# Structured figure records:
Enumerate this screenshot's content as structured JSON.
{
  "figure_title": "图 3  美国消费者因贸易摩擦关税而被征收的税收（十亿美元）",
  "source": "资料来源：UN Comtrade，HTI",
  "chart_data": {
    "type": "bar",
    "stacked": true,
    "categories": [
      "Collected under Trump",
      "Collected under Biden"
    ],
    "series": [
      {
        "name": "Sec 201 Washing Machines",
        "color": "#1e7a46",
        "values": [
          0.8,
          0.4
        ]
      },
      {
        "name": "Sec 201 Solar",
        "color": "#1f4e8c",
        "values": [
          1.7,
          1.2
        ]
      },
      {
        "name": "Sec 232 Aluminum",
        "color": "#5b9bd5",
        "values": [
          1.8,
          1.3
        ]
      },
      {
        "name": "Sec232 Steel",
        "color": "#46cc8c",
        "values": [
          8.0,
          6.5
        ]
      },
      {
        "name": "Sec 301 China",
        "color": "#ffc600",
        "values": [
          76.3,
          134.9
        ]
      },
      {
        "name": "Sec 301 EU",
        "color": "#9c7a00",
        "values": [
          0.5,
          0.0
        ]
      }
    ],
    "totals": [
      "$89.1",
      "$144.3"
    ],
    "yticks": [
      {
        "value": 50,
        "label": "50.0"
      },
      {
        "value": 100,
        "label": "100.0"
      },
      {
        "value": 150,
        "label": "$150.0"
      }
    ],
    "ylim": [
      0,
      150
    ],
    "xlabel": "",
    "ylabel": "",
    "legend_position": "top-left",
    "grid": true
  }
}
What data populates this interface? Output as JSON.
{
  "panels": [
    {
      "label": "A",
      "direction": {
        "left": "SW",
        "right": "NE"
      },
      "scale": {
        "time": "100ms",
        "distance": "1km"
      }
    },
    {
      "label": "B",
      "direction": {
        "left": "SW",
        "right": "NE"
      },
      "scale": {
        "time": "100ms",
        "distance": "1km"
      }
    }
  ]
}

# Directions for this task:
Above are the records. Copy every line in them holding "Collected".

# Written response:
      "Collected under Trump",
      "Collected under Biden"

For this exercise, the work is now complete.